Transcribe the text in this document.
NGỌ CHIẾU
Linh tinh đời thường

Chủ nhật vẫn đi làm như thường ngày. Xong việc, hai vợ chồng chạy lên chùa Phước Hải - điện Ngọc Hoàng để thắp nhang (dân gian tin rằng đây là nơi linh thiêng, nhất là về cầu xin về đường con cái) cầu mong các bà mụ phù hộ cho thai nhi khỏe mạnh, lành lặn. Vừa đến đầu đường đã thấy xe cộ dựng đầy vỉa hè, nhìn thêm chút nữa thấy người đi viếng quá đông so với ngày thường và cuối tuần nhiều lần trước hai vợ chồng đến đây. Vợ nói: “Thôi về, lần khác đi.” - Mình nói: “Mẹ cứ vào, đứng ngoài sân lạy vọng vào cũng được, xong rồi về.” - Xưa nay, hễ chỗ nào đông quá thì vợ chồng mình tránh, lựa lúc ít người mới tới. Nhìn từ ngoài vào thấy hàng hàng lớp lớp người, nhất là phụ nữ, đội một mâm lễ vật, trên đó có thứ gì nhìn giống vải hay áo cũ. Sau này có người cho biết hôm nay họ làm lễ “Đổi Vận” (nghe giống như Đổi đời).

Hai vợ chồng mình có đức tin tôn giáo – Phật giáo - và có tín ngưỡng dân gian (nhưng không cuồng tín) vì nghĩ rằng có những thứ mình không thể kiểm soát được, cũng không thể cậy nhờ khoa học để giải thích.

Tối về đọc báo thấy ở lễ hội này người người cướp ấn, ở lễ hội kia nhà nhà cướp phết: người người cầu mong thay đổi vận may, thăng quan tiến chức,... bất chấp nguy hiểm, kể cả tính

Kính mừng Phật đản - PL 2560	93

..............................

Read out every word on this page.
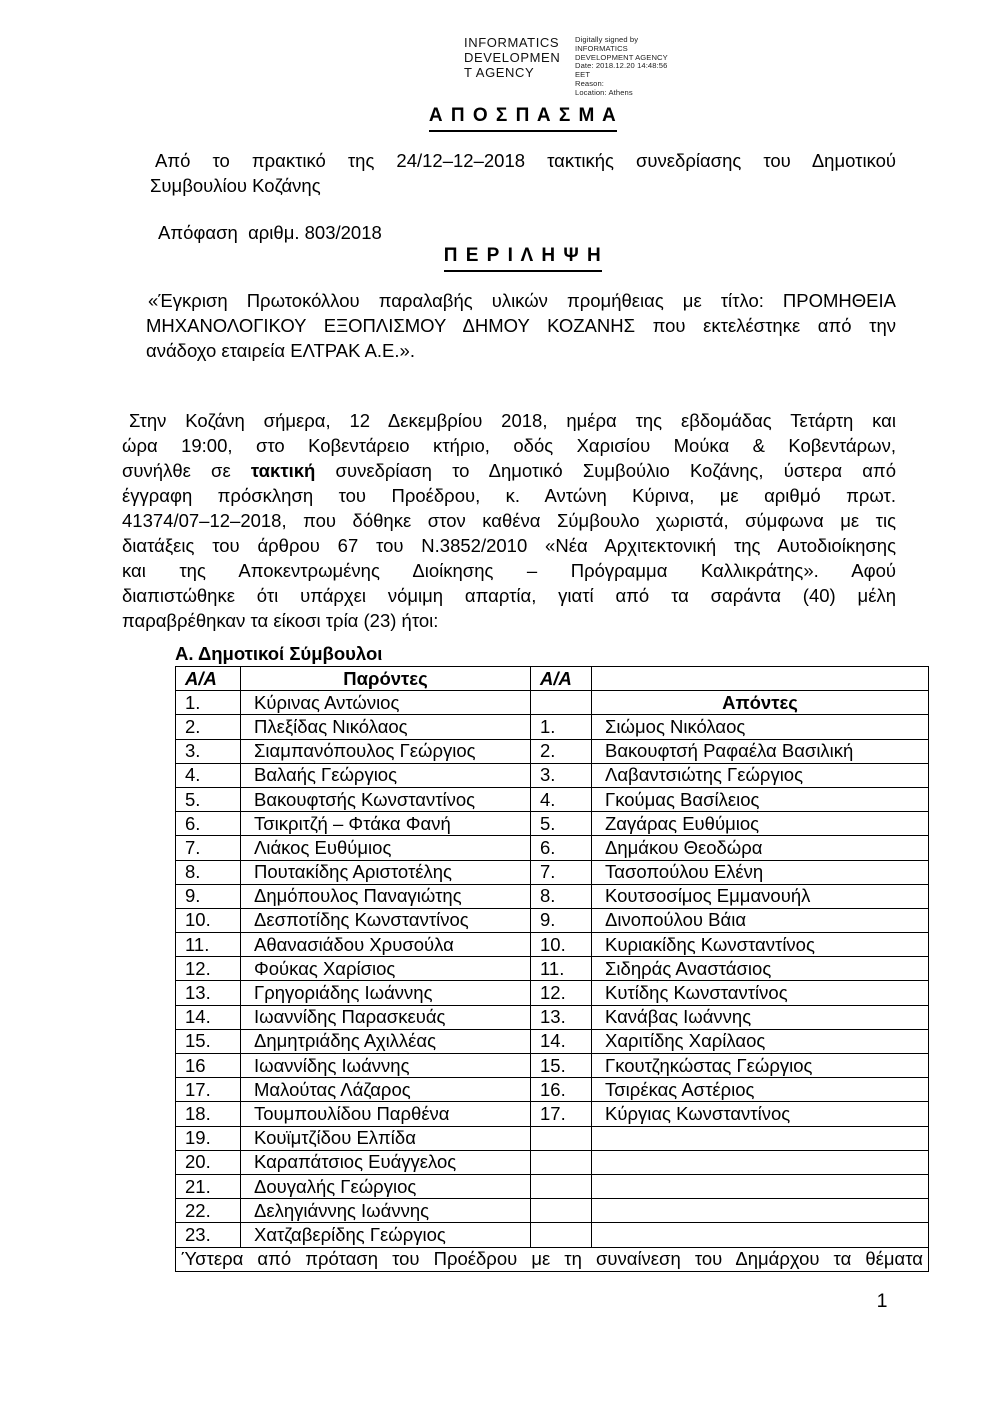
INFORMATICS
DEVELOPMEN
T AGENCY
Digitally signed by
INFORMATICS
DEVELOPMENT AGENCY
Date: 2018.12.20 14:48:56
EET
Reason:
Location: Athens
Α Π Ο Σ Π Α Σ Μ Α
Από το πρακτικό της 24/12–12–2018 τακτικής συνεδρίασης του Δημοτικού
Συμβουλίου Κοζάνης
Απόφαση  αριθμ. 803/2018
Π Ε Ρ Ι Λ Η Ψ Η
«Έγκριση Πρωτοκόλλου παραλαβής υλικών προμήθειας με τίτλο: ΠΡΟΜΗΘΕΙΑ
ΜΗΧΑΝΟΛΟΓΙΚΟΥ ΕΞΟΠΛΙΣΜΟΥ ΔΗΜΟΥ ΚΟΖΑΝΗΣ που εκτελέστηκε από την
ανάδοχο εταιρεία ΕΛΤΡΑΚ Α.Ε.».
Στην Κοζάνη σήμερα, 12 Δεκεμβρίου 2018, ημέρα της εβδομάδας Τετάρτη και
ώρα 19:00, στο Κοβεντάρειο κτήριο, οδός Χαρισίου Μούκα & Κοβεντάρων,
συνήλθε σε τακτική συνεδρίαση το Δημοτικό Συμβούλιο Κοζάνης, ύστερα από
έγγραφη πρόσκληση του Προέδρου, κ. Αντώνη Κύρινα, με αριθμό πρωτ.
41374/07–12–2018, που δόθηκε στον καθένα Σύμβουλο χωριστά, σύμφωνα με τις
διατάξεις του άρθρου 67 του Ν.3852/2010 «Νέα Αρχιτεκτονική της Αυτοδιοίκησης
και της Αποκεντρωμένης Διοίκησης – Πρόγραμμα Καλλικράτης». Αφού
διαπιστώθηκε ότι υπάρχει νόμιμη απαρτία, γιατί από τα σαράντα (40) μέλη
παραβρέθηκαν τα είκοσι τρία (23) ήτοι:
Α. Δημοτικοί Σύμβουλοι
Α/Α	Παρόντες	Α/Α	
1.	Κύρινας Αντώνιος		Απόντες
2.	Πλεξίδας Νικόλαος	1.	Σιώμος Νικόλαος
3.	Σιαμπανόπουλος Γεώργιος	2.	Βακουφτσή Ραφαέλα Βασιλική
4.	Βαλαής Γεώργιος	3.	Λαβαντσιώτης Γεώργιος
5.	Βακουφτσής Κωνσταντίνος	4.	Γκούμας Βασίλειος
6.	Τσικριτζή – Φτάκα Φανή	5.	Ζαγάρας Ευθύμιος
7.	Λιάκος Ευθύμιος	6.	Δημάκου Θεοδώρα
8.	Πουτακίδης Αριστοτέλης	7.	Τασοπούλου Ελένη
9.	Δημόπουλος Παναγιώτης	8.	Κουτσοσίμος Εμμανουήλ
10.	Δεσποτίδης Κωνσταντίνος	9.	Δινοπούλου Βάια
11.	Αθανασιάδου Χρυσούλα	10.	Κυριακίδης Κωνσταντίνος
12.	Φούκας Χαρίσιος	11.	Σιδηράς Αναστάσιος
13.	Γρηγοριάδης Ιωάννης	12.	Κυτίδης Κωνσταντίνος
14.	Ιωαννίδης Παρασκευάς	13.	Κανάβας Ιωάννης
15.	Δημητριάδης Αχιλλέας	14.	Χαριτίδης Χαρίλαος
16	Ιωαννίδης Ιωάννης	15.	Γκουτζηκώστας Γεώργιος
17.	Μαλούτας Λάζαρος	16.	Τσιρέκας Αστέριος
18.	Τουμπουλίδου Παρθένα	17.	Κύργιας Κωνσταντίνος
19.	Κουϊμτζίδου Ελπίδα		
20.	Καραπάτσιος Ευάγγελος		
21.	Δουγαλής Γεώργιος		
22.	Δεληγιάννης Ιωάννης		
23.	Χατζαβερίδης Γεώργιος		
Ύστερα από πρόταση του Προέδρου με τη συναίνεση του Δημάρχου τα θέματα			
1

..............................

Task -
Filter the data, keeping only the lines that contain "this".

Finished task -
Transcribe the text in this document.
Read out every word on this page.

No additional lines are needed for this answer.